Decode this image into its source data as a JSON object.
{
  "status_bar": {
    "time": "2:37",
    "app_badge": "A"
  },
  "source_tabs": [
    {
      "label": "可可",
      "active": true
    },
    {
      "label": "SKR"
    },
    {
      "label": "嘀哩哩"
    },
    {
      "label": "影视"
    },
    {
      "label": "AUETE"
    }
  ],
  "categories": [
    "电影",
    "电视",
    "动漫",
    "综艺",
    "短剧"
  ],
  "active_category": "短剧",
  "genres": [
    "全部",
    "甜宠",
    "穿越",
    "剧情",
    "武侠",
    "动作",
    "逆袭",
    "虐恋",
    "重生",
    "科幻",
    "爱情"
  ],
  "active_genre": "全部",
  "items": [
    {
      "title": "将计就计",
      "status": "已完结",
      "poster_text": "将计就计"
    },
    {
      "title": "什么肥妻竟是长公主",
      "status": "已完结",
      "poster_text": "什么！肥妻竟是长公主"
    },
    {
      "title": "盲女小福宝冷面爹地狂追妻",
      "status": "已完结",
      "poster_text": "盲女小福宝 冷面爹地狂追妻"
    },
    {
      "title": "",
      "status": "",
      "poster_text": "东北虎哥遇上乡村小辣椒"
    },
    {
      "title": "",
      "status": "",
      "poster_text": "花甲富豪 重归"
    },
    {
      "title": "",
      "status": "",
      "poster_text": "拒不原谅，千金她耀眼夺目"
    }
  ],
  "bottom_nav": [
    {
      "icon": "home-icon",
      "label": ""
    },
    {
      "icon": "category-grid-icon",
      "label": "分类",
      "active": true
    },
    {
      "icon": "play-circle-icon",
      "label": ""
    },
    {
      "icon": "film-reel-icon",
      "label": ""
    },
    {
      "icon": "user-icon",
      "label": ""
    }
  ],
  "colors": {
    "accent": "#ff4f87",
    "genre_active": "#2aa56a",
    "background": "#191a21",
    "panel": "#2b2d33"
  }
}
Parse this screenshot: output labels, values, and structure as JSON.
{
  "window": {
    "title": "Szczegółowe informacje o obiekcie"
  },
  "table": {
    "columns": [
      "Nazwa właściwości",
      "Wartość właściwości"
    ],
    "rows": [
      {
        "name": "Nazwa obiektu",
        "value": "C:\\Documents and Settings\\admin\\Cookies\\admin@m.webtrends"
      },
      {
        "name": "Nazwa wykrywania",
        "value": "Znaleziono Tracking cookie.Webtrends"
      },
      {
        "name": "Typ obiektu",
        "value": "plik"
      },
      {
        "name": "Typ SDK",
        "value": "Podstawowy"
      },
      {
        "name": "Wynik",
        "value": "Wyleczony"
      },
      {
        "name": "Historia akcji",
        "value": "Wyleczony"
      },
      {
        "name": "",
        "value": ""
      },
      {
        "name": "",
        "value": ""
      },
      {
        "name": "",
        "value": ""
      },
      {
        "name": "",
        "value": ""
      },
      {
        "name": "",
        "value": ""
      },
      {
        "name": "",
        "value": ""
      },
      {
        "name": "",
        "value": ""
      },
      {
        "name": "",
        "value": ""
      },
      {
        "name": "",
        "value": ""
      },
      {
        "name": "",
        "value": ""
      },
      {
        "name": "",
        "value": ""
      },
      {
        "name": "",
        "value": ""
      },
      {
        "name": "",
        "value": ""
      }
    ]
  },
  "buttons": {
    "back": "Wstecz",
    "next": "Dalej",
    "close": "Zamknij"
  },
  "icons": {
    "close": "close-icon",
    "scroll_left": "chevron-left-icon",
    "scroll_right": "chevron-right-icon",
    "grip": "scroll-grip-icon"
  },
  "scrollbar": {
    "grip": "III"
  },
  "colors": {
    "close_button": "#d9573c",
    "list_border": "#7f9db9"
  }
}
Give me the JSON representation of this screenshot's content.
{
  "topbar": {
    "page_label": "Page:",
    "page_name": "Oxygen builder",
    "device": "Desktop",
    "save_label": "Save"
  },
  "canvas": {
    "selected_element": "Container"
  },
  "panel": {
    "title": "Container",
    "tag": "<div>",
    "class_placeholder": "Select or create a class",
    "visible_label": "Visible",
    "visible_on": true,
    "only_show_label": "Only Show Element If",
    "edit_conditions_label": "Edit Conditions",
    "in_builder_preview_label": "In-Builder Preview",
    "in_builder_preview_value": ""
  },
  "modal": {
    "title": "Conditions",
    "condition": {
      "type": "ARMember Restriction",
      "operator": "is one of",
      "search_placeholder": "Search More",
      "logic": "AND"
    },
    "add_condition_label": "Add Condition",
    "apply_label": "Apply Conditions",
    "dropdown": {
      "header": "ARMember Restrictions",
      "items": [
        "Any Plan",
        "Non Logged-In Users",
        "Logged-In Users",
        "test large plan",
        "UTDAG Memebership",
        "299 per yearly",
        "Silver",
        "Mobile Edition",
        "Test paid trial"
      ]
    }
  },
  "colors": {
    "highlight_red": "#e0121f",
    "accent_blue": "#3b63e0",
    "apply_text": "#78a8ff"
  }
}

§ **WORK INSTRUCTIONS**: Set down the entries above again, word for word.

§ **EXERCISE OUTPUT**:
Decode this image into its source data as a JSON object.
{
  "status_bar": {
    "time": "2:37",
    "app_badge": "A"
  },
  "source_tabs": [
    {
      "label": "可可",
      "active": true
    },
    {
      "label": "SKR"
    },
    {
      "label": "嘀哩哩"
    },
    {
      "label": "影视"
    },
    {
      "label": "AUETE"
    }
  ],
  "categories": [
    "电影",
    "电视",
    "动漫",
    "综艺",
    "短剧"
  ],
  "active_category": "短剧",
  "genres": [
    "全部",
    "甜宠",
    "穿越",
    "剧情",
    "武侠",
    "动作",
    "逆袭",
    "虐恋",
    "重生",
    "科幻",
    "爱情"
  ],
  "active_genre": "全部",
  "items": [
    {
      "title": "将计就计",
      "status": "已完结",
      "poster_text": "将计就计"
    },
    {
      "title": "什么肥妻竟是长公主",
      "status": "已完结",
      "poster_text": "什么！肥妻竟是长公主"
    },
    {
      "title": "盲女小福宝冷面爹地狂追妻",
      "status": "已完结",
      "poster_text": "盲女小福宝 冷面爹地狂追妻"
    },
    {
      "title": "",
      "status": "",
      "poster_text": "东北虎哥遇上乡村小辣椒"
    },
    {
      "title": "",
      "status": "",
      "poster_text": "花甲富豪 重归"
    },
    {
      "title": "",
      "status": "",
      "poster_text": "拒不原谅，千金她耀眼夺目"
    }
  ],
  "bottom_nav": [
    {
      "icon": "home-icon",
      "label": ""
    },
    {
      "icon": "category-grid-icon",
      "label": "分类",
      "active": true
    },
    {
      "icon": "play-circle-icon",
      "label": ""
    },
    {
      "icon": "film-reel-icon",
      "label": ""
    },
    {
      "icon": "user-icon",
      "label": ""
    }
  ],
  "colors": {
    "accent": "#ff4f87",
    "genre_active": "#2aa56a",
    "background": "#191a21",
    "panel": "#2b2d33"
  }
}
Parse this screenshot: output labels, values, and structure as JSON.
{
  "window": {
    "title": "Szczegółowe informacje o obiekcie"
  },
  "table": {
    "columns": [
      "Nazwa właściwości",
      "Wartość właściwości"
    ],
    "rows": [
      {
        "name": "Nazwa obiektu",
        "value": "C:\\Documents and Settings\\admin\\Cookies\\admin@m.webtrends"
      },
      {
        "name": "Nazwa wykrywania",
        "value": "Znaleziono Tracking cookie.Webtrends"
      },
      {
        "name": "Typ obiektu",
        "value": "plik"
      },
      {
        "name": "Typ SDK",
        "value": "Podstawowy"
      },
      {
        "name": "Wynik",
        "value": "Wyleczony"
      },
      {
        "name": "Historia akcji",
        "value": "Wyleczony"
      },
      {
        "name": "",
        "value": ""
      },
      {
        "name": "",
        "value": ""
      },
      {
        "name": "",
        "value": ""
      },
      {
        "name": "",
        "value": ""
      },
      {
        "name": "",
        "value": ""
      },
      {
        "name": "",
        "value": ""
      },
      {
        "name": "",
        "value": ""
      },
      {
        "name": "",
        "value": ""
      },
      {
        "name": "",
        "value": ""
      },
      {
        "name": "",
        "value": ""
      },
      {
        "name": "",
        "value": ""
      },
      {
        "name": "",
        "value": ""
      },
      {
        "name": "",
        "value": ""
      }
    ]
  },
  "buttons": {
    "back": "Wstecz",
    "next": "Dalej",
    "close": "Zamknij"
  },
  "icons": {
    "close": "close-icon",
    "scroll_left": "chevron-left-icon",
    "scroll_right": "chevron-right-icon",
    "grip": "scroll-grip-icon"
  },
  "scrollbar": {
    "grip": "III"
  },
  "colors": {
    "close_button": "#d9573c",
    "list_border": "#7f9db9"
  }
}
Give me the JSON representation of this screenshot's content.
{
  "topbar": {
    "page_label": "Page:",
    "page_name": "Oxygen builder",
    "device": "Desktop",
    "save_label": "Save"
  },
  "canvas": {
    "selected_element": "Container"
  },
  "panel": {
    "title": "Container",
    "tag": "<div>",
    "class_placeholder": "Select or create a class",
    "visible_label": "Visible",
    "visible_on": true,
    "only_show_label": "Only Show Element If",
    "edit_conditions_label": "Edit Conditions",
    "in_builder_preview_label": "In-Builder Preview",
    "in_builder_preview_value": ""
  },
  "modal": {
    "title": "Conditions",
    "condition": {
      "type": "ARMember Restriction",
      "operator": "is one of",
      "search_placeholder": "Search More",
      "logic": "AND"
    },
    "add_condition_label": "Add Condition",
    "apply_label": "Apply Conditions",
    "dropdown": {
      "header": "ARMember Restrictions",
      "items": [
        "Any Plan",
        "Non Logged-In Users",
        "Logged-In Users",
        "test large plan",
        "UTDAG Memebership",
        "299 per yearly",
        "Silver",
        "Mobile Edition",
        "Test paid trial"
      ]
    }
  },
  "colors": {
    "highlight_red": "#e0121f",
    "accent_blue": "#3b63e0",
    "apply_text": "#78a8ff"
  }
}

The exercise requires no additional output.